Figure record listings
***

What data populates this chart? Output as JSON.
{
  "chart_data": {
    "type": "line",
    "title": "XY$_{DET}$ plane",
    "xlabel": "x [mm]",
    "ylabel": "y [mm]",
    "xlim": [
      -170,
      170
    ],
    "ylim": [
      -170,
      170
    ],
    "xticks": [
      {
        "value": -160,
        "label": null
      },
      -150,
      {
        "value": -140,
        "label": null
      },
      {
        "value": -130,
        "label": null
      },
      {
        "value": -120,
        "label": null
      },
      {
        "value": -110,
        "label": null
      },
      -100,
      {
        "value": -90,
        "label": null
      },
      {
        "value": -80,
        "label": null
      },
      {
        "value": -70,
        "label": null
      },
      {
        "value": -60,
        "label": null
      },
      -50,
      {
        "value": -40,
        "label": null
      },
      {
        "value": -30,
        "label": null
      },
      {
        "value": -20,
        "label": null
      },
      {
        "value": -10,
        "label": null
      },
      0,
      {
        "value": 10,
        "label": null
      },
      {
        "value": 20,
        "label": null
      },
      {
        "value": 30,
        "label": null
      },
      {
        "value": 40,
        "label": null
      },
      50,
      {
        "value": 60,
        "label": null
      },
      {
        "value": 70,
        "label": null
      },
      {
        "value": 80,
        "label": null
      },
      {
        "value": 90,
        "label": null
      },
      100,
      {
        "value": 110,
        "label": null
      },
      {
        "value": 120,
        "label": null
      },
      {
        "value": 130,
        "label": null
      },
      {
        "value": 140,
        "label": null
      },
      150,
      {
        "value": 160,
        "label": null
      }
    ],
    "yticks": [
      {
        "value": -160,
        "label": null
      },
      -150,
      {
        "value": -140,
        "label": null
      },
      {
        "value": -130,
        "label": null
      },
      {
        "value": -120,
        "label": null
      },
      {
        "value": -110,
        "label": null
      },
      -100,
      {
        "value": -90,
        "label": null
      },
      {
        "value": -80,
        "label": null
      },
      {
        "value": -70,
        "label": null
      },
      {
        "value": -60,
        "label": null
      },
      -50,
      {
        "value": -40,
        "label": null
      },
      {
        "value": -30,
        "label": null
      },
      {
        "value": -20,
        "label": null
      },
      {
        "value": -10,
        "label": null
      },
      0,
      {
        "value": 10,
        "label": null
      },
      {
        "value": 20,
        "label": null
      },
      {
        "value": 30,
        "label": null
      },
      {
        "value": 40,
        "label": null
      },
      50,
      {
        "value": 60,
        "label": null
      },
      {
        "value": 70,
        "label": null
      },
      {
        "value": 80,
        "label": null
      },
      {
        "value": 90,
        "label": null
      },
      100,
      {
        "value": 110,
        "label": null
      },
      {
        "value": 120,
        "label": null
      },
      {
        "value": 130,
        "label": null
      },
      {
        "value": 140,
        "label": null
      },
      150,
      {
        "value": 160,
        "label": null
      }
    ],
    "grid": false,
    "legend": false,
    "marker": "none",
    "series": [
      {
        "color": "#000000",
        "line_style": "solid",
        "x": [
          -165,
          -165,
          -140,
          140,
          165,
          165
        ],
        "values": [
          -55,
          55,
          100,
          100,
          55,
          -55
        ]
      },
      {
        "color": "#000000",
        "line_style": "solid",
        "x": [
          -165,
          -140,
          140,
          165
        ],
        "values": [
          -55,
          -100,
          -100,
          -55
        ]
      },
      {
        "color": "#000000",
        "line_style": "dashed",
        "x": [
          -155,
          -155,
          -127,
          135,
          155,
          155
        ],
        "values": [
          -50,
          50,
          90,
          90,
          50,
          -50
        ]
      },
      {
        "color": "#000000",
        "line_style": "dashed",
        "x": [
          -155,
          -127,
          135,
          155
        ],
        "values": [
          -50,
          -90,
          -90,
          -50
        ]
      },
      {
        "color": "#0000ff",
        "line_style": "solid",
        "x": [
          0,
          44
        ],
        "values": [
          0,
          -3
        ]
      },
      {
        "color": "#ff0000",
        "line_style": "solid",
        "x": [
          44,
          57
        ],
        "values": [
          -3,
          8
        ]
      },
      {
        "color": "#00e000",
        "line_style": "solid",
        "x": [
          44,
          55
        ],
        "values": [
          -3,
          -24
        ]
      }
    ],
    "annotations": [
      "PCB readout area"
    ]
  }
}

***

[Task goal]
Using the data above, reproduce every line exactly.

[Response]
What data populates this chart? Output as JSON.
{
  "chart_data": {
    "type": "line",
    "title": "XY$_{DET}$ plane",
    "xlabel": "x [mm]",
    "ylabel": "y [mm]",
    "xlim": [
      -170,
      170
    ],
    "ylim": [
      -170,
      170
    ],
    "xticks": [
      {
        "value": -160,
        "label": null
      },
      -150,
      {
        "value": -140,
        "label": null
      },
      {
        "value": -130,
        "label": null
      },
      {
        "value": -120,
        "label": null
      },
      {
        "value": -110,
        "label": null
      },
      -100,
      {
        "value": -90,
        "label": null
      },
      {
        "value": -80,
        "label": null
      },
      {
        "value": -70,
        "label": null
      },
      {
        "value": -60,
        "label": null
      },
      -50,
      {
        "value": -40,
        "label": null
      },
      {
        "value": -30,
        "label": null
      },
      {
        "value": -20,
        "label": null
      },
      {
        "value": -10,
        "label": null
      },
      0,
      {
        "value": 10,
        "label": null
      },
      {
        "value": 20,
        "label": null
      },
      {
        "value": 30,
        "label": null
      },
      {
        "value": 40,
        "label": null
      },
      50,
      {
        "value": 60,
        "label": null
      },
      {
        "value": 70,
        "label": null
      },
      {
        "value": 80,
        "label": null
      },
      {
        "value": 90,
        "label": null
      },
      100,
      {
        "value": 110,
        "label": null
      },
      {
        "value": 120,
        "label": null
      },
      {
        "value": 130,
        "label": null
      },
      {
        "value": 140,
        "label": null
      },
      150,
      {
        "value": 160,
        "label": null
      }
    ],
    "yticks": [
      {
        "value": -160,
        "label": null
      },
      -150,
      {
        "value": -140,
        "label": null
      },
      {
        "value": -130,
        "label": null
      },
      {
        "value": -120,
        "label": null
      },
      {
        "value": -110,
        "label": null
      },
      -100,
      {
        "value": -90,
        "label": null
      },
      {
        "value": -80,
        "label": null
      },
      {
        "value": -70,
        "label": null
      },
      {
        "value": -60,
        "label": null
      },
      -50,
      {
        "value": -40,
        "label": null
      },
      {
        "value": -30,
        "label": null
      },
      {
        "value": -20,
        "label": null
      },
      {
        "value": -10,
        "label": null
      },
      0,
      {
        "value": 10,
        "label": null
      },
      {
        "value": 20,
        "label": null
      },
      {
        "value": 30,
        "label": null
      },
      {
        "value": 40,
        "label": null
      },
      50,
      {
        "value": 60,
        "label": null
      },
      {
        "value": 70,
        "label": null
      },
      {
        "value": 80,
        "label": null
      },
      {
        "value": 90,
        "label": null
      },
      100,
      {
        "value": 110,
        "label": null
      },
      {
        "value": 120,
        "label": null
      },
      {
        "value": 130,
        "label": null
      },
      {
        "value": 140,
        "label": null
      },
      150,
      {
        "value": 160,
        "label": null
      }
    ],
    "grid": false,
    "legend": false,
    "marker": "none",
    "series": [
      {
        "color": "#000000",
        "line_style": "solid",
        "x": [
          -165,
          -165,
          -140,
          140,
          165,
          165
        ],
        "values": [
          -55,
          55,
          100,
          100,
          55,
          -55
        ]
      },
      {
        "color": "#000000",
        "line_style": "solid",
        "x": [
          -165,
          -140,
          140,
          165
        ],
        "values": [
          -55,
          -100,
          -100,
          -55
        ]
      },
      {
        "color": "#000000",
        "line_style": "dashed",
        "x": [
          -155,
          -155,
          -127,
          135,
          155,
          155
        ],
        "values": [
          -50,
          50,
          90,
          90,
          50,
          -50
        ]
      },
      {
        "color": "#000000",
        "line_style": "dashed",
        "x": [
          -155,
          -127,
          135,
          155
        ],
        "values": [
          -50,
          -90,
          -90,
          -50
        ]
      },
      {
        "color": "#0000ff",
        "line_style": "solid",
        "x": [
          0,
          44
        ],
        "values": [
          0,
          -3
        ]
      },
      {
        "color": "#ff0000",
        "line_style": "solid",
        "x": [
          44,
          57
        ],
        "values": [
          -3,
          8
        ]
      },
      {
        "color": "#00e000",
        "line_style": "solid",
        "x": [
          44,
          55
        ],
        "values": [
          -3,
          -24
        ]
      }
    ],
    "annotations": [
      "PCB readout area"
    ]
  }
}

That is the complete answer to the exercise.